┌─ Material for this exercise

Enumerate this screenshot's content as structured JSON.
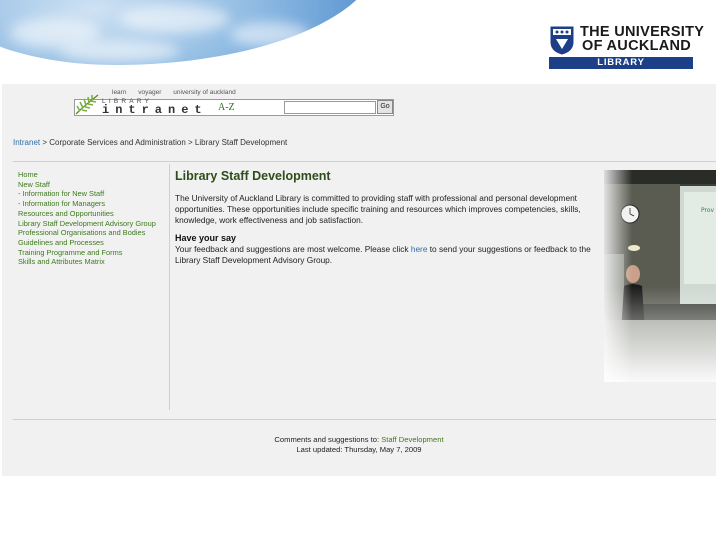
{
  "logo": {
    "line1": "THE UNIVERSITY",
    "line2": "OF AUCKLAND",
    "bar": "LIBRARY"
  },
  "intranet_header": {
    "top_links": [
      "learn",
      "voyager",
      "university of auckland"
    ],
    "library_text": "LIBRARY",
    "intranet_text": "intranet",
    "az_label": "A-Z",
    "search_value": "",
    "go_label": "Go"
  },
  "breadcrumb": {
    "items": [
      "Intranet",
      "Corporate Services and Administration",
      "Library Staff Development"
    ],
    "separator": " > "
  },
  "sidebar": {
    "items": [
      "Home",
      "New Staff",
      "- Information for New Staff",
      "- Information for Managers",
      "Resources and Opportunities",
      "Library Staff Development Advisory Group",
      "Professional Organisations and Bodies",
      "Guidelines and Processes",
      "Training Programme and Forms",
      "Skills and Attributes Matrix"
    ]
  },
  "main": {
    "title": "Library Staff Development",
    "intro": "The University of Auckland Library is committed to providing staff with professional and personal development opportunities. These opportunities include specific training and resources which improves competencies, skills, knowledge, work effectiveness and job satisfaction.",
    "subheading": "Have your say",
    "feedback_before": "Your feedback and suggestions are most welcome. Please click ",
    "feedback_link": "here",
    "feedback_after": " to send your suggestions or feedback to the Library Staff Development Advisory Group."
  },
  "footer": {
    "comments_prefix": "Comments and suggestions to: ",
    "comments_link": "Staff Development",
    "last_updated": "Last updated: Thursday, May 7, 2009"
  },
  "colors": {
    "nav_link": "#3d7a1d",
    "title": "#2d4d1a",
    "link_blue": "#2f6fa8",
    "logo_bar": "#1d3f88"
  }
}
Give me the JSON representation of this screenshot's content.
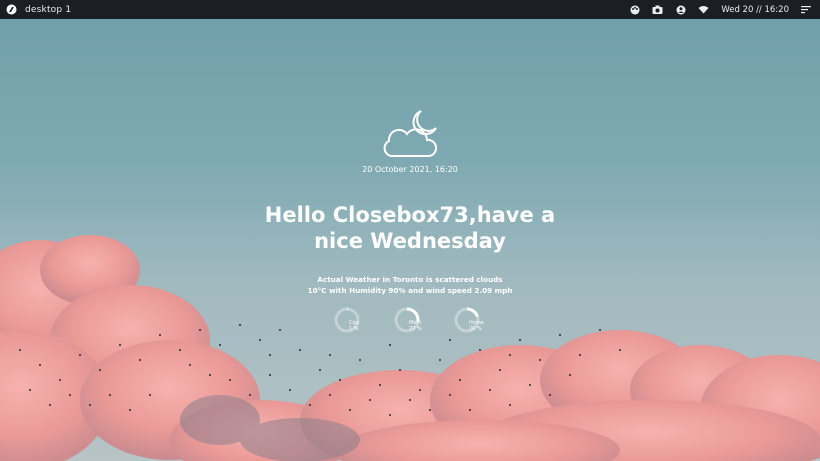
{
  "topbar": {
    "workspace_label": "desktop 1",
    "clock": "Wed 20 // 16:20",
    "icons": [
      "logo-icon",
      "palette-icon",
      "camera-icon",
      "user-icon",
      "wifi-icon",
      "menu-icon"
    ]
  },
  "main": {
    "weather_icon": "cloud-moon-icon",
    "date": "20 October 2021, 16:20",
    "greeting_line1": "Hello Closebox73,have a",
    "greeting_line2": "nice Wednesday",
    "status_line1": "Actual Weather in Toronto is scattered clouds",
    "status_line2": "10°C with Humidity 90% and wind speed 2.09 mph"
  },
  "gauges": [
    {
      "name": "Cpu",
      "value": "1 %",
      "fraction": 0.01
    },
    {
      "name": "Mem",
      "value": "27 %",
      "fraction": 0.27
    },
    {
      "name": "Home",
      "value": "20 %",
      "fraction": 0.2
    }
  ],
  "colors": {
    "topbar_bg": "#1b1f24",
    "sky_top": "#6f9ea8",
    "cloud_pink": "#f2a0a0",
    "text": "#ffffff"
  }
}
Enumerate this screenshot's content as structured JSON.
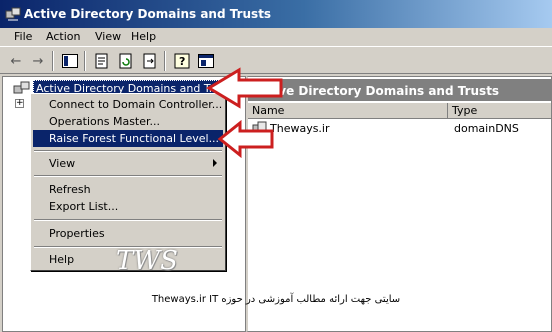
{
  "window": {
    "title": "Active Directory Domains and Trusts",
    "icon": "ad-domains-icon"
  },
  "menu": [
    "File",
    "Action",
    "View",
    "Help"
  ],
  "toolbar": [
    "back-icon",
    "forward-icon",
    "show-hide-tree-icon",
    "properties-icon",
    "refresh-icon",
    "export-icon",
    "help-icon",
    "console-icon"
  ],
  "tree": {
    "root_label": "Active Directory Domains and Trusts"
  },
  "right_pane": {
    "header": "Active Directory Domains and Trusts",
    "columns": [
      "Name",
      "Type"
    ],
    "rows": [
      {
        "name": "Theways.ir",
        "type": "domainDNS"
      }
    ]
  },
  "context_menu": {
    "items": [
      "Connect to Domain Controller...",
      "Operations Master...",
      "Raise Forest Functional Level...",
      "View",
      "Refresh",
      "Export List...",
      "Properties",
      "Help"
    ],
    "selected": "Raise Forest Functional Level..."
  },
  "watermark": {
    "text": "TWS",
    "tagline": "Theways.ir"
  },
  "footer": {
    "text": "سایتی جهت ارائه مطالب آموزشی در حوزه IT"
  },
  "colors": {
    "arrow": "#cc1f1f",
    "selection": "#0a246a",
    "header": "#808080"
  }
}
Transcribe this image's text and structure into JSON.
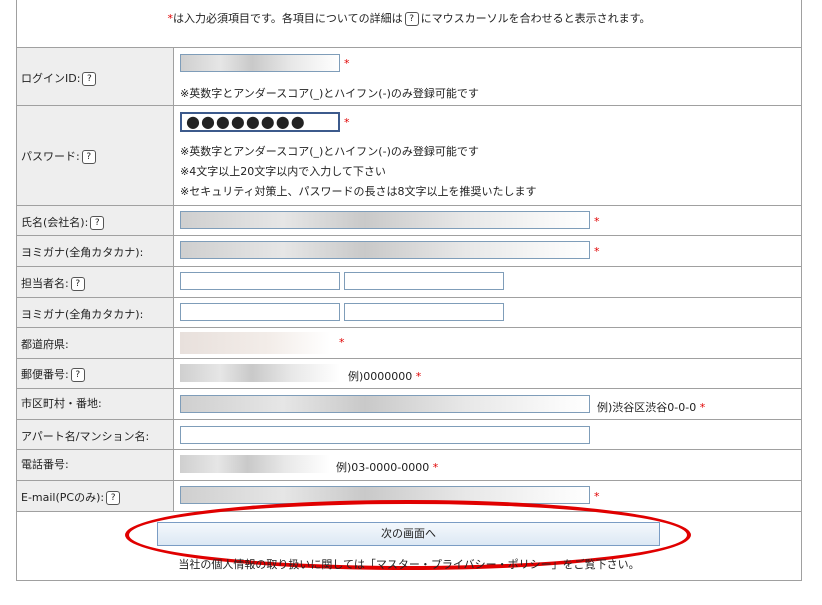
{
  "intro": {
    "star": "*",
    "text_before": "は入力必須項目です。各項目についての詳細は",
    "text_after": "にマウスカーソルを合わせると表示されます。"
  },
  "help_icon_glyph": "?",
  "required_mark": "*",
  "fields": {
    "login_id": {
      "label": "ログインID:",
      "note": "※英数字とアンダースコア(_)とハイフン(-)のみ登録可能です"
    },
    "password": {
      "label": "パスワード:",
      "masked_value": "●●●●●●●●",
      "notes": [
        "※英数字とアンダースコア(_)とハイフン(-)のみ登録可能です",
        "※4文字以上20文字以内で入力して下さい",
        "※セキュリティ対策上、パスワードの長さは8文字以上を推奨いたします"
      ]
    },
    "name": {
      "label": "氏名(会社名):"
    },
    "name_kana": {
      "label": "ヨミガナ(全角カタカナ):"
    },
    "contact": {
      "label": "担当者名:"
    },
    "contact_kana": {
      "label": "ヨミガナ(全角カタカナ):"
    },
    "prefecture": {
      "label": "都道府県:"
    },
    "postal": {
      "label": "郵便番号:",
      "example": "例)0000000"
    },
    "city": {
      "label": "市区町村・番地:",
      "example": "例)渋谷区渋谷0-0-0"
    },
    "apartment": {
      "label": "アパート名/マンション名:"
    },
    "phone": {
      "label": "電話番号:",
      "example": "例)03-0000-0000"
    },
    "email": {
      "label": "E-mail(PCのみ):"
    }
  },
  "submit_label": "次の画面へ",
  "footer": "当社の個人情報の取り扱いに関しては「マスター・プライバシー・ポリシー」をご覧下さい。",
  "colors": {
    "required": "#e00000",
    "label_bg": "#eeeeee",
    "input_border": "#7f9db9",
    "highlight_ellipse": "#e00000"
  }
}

└─

- **Set exercise**:
Skip the pictures and transcribe the rest of the records exactly.

- **Exercise answer**:
Enumerate this screenshot's content as structured JSON.
{
  "logo": {
    "line1": "THE UNIVERSITY",
    "line2": "OF AUCKLAND",
    "bar": "LIBRARY"
  },
  "intranet_header": {
    "top_links": [
      "learn",
      "voyager",
      "university of auckland"
    ],
    "library_text": "LIBRARY",
    "intranet_text": "intranet",
    "az_label": "A-Z",
    "search_value": "",
    "go_label": "Go"
  },
  "breadcrumb": {
    "items": [
      "Intranet",
      "Corporate Services and Administration",
      "Library Staff Development"
    ],
    "separator": " > "
  },
  "sidebar": {
    "items": [
      "Home",
      "New Staff",
      "- Information for New Staff",
      "- Information for Managers",
      "Resources and Opportunities",
      "Library Staff Development Advisory Group",
      "Professional Organisations and Bodies",
      "Guidelines and Processes",
      "Training Programme and Forms",
      "Skills and Attributes Matrix"
    ]
  },
  "main": {
    "title": "Library Staff Development",
    "intro": "The University of Auckland Library is committed to providing staff with professional and personal development opportunities. These opportunities include specific training and resources which improves competencies, skills, knowledge, work effectiveness and job satisfaction.",
    "subheading": "Have your say",
    "feedback_before": "Your feedback and suggestions are most welcome. Please click ",
    "feedback_link": "here",
    "feedback_after": " to send your suggestions or feedback to the Library Staff Development Advisory Group."
  },
  "footer": {
    "comments_prefix": "Comments and suggestions to: ",
    "comments_link": "Staff Development",
    "last_updated": "Last updated: Thursday, May 7, 2009"
  },
  "colors": {
    "nav_link": "#3d7a1d",
    "title": "#2d4d1a",
    "link_blue": "#2f6fa8",
    "logo_bar": "#1d3f88"
  }
}
Give me the JSON representation of this screenshot's content.
{
  "topbar": {
    "workspace_label": "desktop 1",
    "clock": "Wed 20 // 16:20",
    "icons": [
      "logo-icon",
      "palette-icon",
      "camera-icon",
      "user-icon",
      "wifi-icon",
      "menu-icon"
    ]
  },
  "main": {
    "weather_icon": "cloud-moon-icon",
    "date": "20 October 2021, 16:20",
    "greeting_line1": "Hello Closebox73,have a",
    "greeting_line2": "nice Wednesday",
    "status_line1": "Actual Weather in Toronto is scattered clouds",
    "status_line2": "10°C with Humidity 90% and wind speed 2.09 mph"
  },
  "gauges": [
    {
      "name": "Cpu",
      "value": "1 %",
      "fraction": 0.01
    },
    {
      "name": "Mem",
      "value": "27 %",
      "fraction": 0.27
    },
    {
      "name": "Home",
      "value": "20 %",
      "fraction": 0.2
    }
  ],
  "colors": {
    "topbar_bg": "#1b1f24",
    "sky_top": "#6f9ea8",
    "cloud_pink": "#f2a0a0",
    "text": "#ffffff"
  }
}
Enumerate this screenshot's content as structured JSON.
{
  "window": {
    "title": "Active Directory Domains and Trusts",
    "icon": "ad-domains-icon"
  },
  "menu": [
    "File",
    "Action",
    "View",
    "Help"
  ],
  "toolbar": [
    "back-icon",
    "forward-icon",
    "show-hide-tree-icon",
    "properties-icon",
    "refresh-icon",
    "export-icon",
    "help-icon",
    "console-icon"
  ],
  "tree": {
    "root_label": "Active Directory Domains and Trusts"
  },
  "right_pane": {
    "header": "Active Directory Domains and Trusts",
    "columns": [
      "Name",
      "Type"
    ],
    "rows": [
      {
        "name": "Theways.ir",
        "type": "domainDNS"
      }
    ]
  },
  "context_menu": {
    "items": [
      "Connect to Domain Controller...",
      "Operations Master...",
      "Raise Forest Functional Level...",
      "View",
      "Refresh",
      "Export List...",
      "Properties",
      "Help"
    ],
    "selected": "Raise Forest Functional Level..."
  },
  "watermark": {
    "text": "TWS",
    "tagline": "Theways.ir"
  },
  "footer": {
    "text": "سایتی جهت ارائه مطالب آموزشی در حوزه IT"
  },
  "colors": {
    "arrow": "#cc1f1f",
    "selection": "#0a246a",
    "header": "#808080"
  }
}
Transcribe this image's text and structure into JSON.
{
  "intro": {
    "star": "*",
    "text_before": "は入力必須項目です。各項目についての詳細は",
    "text_after": "にマウスカーソルを合わせると表示されます。"
  },
  "help_icon_glyph": "?",
  "required_mark": "*",
  "fields": {
    "login_id": {
      "label": "ログインID:",
      "note": "※英数字とアンダースコア(_)とハイフン(-)のみ登録可能です"
    },
    "password": {
      "label": "パスワード:",
      "masked_value": "●●●●●●●●",
      "notes": [
        "※英数字とアンダースコア(_)とハイフン(-)のみ登録可能です",
        "※4文字以上20文字以内で入力して下さい",
        "※セキュリティ対策上、パスワードの長さは8文字以上を推奨いたします"
      ]
    },
    "name": {
      "label": "氏名(会社名):"
    },
    "name_kana": {
      "label": "ヨミガナ(全角カタカナ):"
    },
    "contact": {
      "label": "担当者名:"
    },
    "contact_kana": {
      "label": "ヨミガナ(全角カタカナ):"
    },
    "prefecture": {
      "label": "都道府県:"
    },
    "postal": {
      "label": "郵便番号:",
      "example": "例)0000000"
    },
    "city": {
      "label": "市区町村・番地:",
      "example": "例)渋谷区渋谷0-0-0"
    },
    "apartment": {
      "label": "アパート名/マンション名:"
    },
    "phone": {
      "label": "電話番号:",
      "example": "例)03-0000-0000"
    },
    "email": {
      "label": "E-mail(PCのみ):"
    }
  },
  "submit_label": "次の画面へ",
  "footer": "当社の個人情報の取り扱いに関しては「マスター・プライバシー・ポリシー」をご覧下さい。",
  "colors": {
    "required": "#e00000",
    "label_bg": "#eeeeee",
    "input_border": "#7f9db9",
    "highlight_ellipse": "#e00000"
  }
}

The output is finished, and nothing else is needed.